─── Records to process ───

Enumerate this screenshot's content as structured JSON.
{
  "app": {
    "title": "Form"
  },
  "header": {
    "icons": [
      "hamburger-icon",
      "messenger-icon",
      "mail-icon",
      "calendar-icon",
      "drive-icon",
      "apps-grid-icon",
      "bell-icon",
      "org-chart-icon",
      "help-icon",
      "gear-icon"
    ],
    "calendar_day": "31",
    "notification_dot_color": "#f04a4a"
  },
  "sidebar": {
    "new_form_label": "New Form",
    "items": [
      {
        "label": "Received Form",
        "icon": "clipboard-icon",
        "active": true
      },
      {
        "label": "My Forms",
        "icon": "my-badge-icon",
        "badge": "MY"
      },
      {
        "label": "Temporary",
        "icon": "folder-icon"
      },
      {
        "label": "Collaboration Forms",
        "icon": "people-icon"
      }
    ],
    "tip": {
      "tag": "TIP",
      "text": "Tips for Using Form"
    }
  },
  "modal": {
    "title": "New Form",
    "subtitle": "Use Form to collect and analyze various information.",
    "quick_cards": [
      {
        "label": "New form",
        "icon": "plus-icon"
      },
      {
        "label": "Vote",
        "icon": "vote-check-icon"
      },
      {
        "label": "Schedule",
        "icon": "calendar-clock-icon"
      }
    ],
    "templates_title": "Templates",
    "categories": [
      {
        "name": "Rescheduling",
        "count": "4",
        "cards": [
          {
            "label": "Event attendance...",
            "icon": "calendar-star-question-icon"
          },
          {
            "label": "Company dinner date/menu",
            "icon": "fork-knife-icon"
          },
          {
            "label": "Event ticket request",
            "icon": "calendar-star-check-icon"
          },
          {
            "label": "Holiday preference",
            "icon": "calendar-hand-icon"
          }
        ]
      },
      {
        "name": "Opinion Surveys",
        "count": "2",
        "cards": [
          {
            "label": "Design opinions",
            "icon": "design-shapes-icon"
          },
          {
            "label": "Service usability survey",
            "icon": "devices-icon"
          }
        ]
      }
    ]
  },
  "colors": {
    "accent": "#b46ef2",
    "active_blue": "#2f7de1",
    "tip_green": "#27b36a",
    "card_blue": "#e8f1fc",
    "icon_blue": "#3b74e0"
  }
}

───

- **The task**: Quote every record above exactly.

- **Answer to the problem**:
Enumerate this screenshot's content as structured JSON.
{
  "app": {
    "title": "Form"
  },
  "header": {
    "icons": [
      "hamburger-icon",
      "messenger-icon",
      "mail-icon",
      "calendar-icon",
      "drive-icon",
      "apps-grid-icon",
      "bell-icon",
      "org-chart-icon",
      "help-icon",
      "gear-icon"
    ],
    "calendar_day": "31",
    "notification_dot_color": "#f04a4a"
  },
  "sidebar": {
    "new_form_label": "New Form",
    "items": [
      {
        "label": "Received Form",
        "icon": "clipboard-icon",
        "active": true
      },
      {
        "label": "My Forms",
        "icon": "my-badge-icon",
        "badge": "MY"
      },
      {
        "label": "Temporary",
        "icon": "folder-icon"
      },
      {
        "label": "Collaboration Forms",
        "icon": "people-icon"
      }
    ],
    "tip": {
      "tag": "TIP",
      "text": "Tips for Using Form"
    }
  },
  "modal": {
    "title": "New Form",
    "subtitle": "Use Form to collect and analyze various information.",
    "quick_cards": [
      {
        "label": "New form",
        "icon": "plus-icon"
      },
      {
        "label": "Vote",
        "icon": "vote-check-icon"
      },
      {
        "label": "Schedule",
        "icon": "calendar-clock-icon"
      }
    ],
    "templates_title": "Templates",
    "categories": [
      {
        "name": "Rescheduling",
        "count": "4",
        "cards": [
          {
            "label": "Event attendance...",
            "icon": "calendar-star-question-icon"
          },
          {
            "label": "Company dinner date/menu",
            "icon": "fork-knife-icon"
          },
          {
            "label": "Event ticket request",
            "icon": "calendar-star-check-icon"
          },
          {
            "label": "Holiday preference",
            "icon": "calendar-hand-icon"
          }
        ]
      },
      {
        "name": "Opinion Surveys",
        "count": "2",
        "cards": [
          {
            "label": "Design opinions",
            "icon": "design-shapes-icon"
          },
          {
            "label": "Service usability survey",
            "icon": "devices-icon"
          }
        ]
      }
    ]
  },
  "colors": {
    "accent": "#b46ef2",
    "active_blue": "#2f7de1",
    "tip_green": "#27b36a",
    "card_blue": "#e8f1fc",
    "icon_blue": "#3b74e0"
  }
}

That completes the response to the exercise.